- Task details
Find every line in the records below that holds the word "Mobile", and copy each one.

- Material to process
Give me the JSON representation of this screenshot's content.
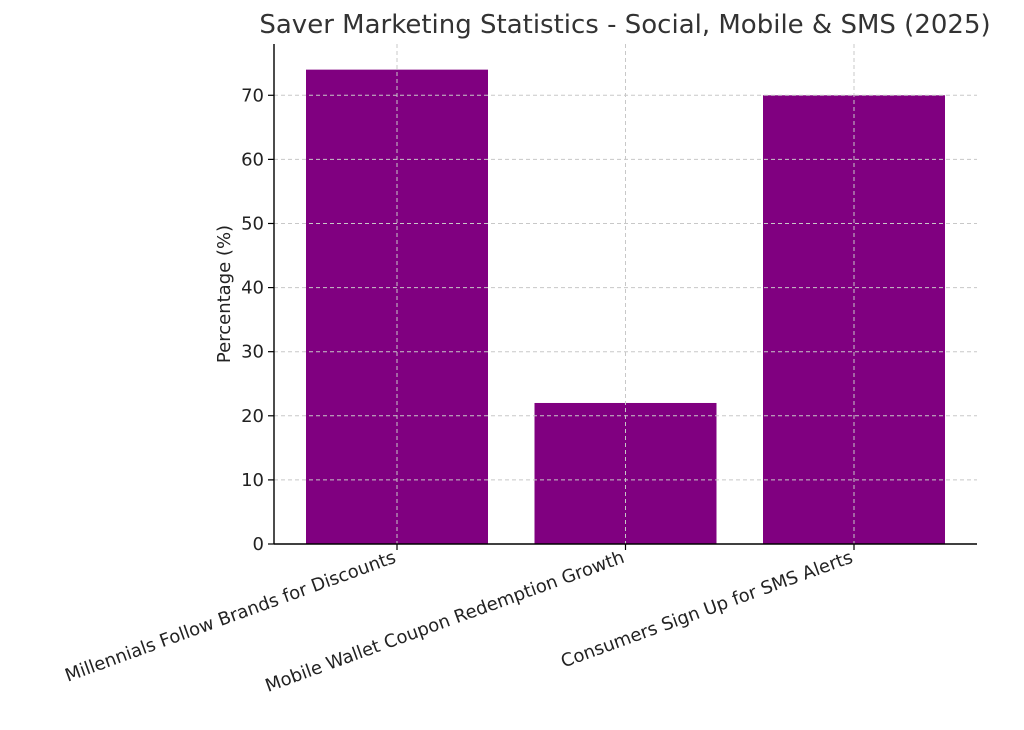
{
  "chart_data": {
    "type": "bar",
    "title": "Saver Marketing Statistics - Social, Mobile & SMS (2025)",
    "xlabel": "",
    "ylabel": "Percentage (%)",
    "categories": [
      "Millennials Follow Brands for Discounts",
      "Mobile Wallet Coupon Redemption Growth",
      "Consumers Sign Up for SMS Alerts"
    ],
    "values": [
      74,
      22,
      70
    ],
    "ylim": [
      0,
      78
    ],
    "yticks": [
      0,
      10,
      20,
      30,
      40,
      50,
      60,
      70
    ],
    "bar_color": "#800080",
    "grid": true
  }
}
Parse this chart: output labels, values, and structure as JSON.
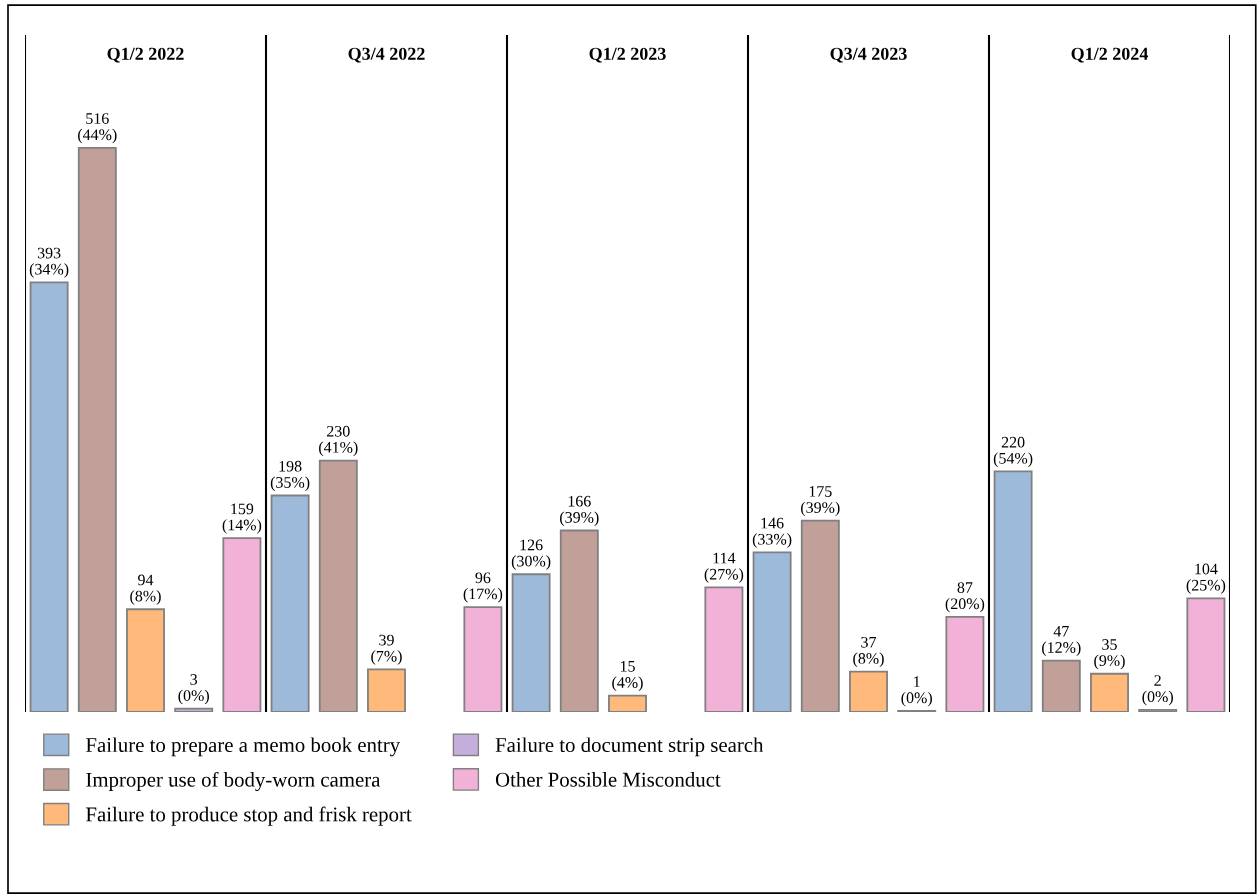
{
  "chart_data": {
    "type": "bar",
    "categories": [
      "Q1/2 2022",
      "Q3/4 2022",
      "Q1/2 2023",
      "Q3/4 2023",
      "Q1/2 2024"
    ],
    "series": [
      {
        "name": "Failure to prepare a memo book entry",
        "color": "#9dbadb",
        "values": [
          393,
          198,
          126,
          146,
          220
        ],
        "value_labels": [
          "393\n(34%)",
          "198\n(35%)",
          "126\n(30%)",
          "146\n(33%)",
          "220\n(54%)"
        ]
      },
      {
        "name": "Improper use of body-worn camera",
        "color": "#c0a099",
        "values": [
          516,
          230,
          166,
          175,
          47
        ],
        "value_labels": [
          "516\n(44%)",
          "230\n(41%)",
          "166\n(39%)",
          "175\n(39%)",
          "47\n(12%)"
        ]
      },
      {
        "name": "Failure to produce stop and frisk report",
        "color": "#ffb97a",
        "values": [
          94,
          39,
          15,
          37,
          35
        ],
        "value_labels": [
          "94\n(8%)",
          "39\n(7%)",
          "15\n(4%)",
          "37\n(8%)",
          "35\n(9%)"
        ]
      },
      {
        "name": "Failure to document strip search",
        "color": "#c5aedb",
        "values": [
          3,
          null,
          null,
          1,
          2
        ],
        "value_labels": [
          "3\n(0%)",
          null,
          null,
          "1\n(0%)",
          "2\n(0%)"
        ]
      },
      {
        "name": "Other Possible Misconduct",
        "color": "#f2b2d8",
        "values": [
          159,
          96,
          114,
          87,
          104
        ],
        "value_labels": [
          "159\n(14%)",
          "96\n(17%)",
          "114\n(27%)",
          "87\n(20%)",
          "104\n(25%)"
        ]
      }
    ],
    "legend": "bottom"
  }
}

- Solution to this task
    "title": "Saver Marketing Statistics - Social, Mobile & SMS (2025)",
      "Mobile Wallet Coupon Redemption Growth",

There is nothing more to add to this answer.